What the exercise asks: Copy the listing lines starting at the one containing "title-text: 言 [146, 223, 179, 261]" and ending at the one containing "page-number: 001 [667, 1016, 694, 1036]", changing "青少年" to "中学生" and leaving everything else as it is.

Data entries:
------------------------
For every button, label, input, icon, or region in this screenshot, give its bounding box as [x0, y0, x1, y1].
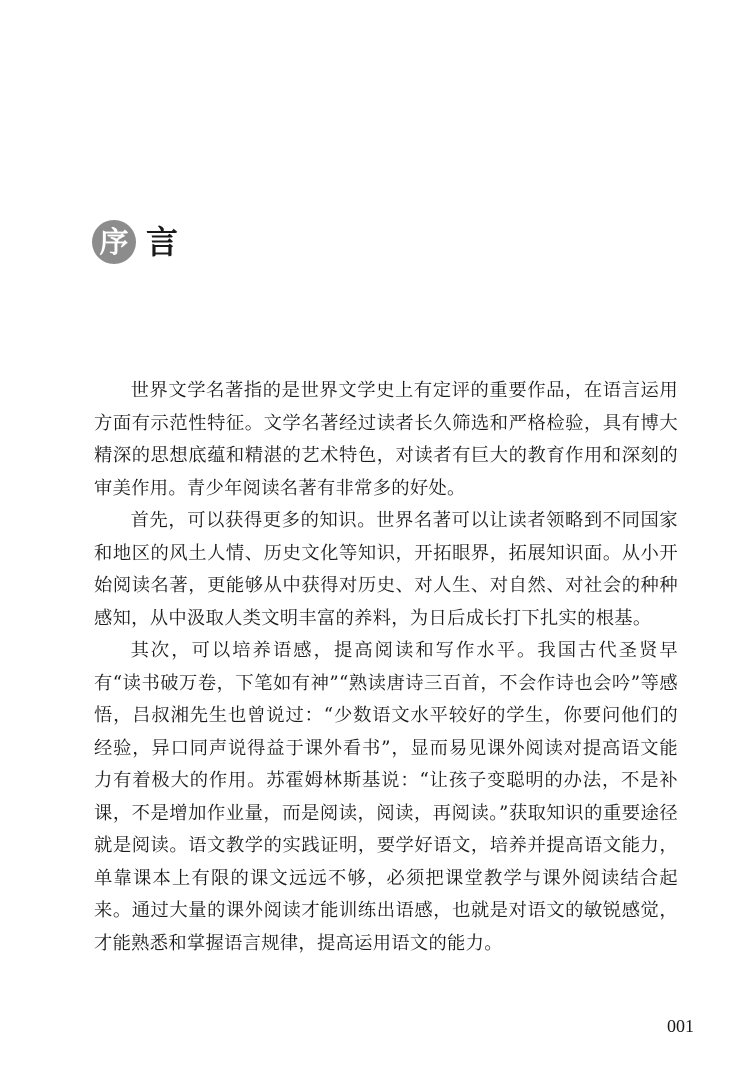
title-text: 言 [146, 223, 179, 261]
paragraph-1: 世界文学名著指的是世界文学史上有定评的重要作品，在语言运用方面有示范性特征。文学名著经过读者长久筛选和严格检验，具有博大精深的思想底蕴和精湛的艺术特色，对读者有巨大的教育作用和深刻的审美作用。青少年阅读名著有非常多的好处。 [94, 380, 678, 499]
page-number: 001 [667, 1016, 694, 1036]
paragraph-3: 其次，可以培养语感，提高阅读和写作水平。我国古代圣贤早有“读书破万卷，下笔如有神”“熟读唐诗三百首，不会作诗也会吟”等感悟，吕叔湘先生也曾说过：“少数语文水平较好的学生，你要问他们的经验，异口同声说得益于课外看书”，显而易见课外阅读对提高语文能力有着极大的作用。苏霍姆林斯基说：“让孩子变聪明的办法，不是补课，不是增加作业量，而是阅读，阅读，再阅读。”获取知识的重要途径就是阅读。语文教学的实践证明，要学好语文，培养并提高语文能力，单靠课本上有限的课文远远不够，必须把课堂教学与课外阅读结合起来。通过大量的课外阅读才能训练出语感，也就是对语文的敏锐感觉，才能熟悉和掌握语言规律，提高运用语文的能力。 [94, 640, 678, 954]
paragraph-2: 首先，可以获得更多的知识。世界名著可以让读者领略到不同国家和地区的风土人情、历史文化等知识，开拓眼界，拓展知识面。从小开始阅读名著，更能够从中获得对历史、对人生、对自然、对社会的种种感知，从中汲取人类文明丰富的养料，为日后成长打下扎实的根基。 [94, 510, 678, 629]
title-badge: 序 [92, 220, 136, 264]
page-title [92, 219, 178, 265]
body-text [94, 375, 678, 960]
------------------------
Task output:
title-text: 言 [146, 223, 179, 261]
paragraph-1: 世界文学名著指的是世界文学史上有定评的重要作品，在语言运用方面有示范性特征。文学名著经过读者长久筛选和严格检验，具有博大精深的思想底蕴和精湛的艺术特色，对读者有巨大的教育作用和深刻的审美作用。中学生阅读名著有非常多的好处。 [94, 380, 678, 499]
page-number: 001 [667, 1016, 694, 1036]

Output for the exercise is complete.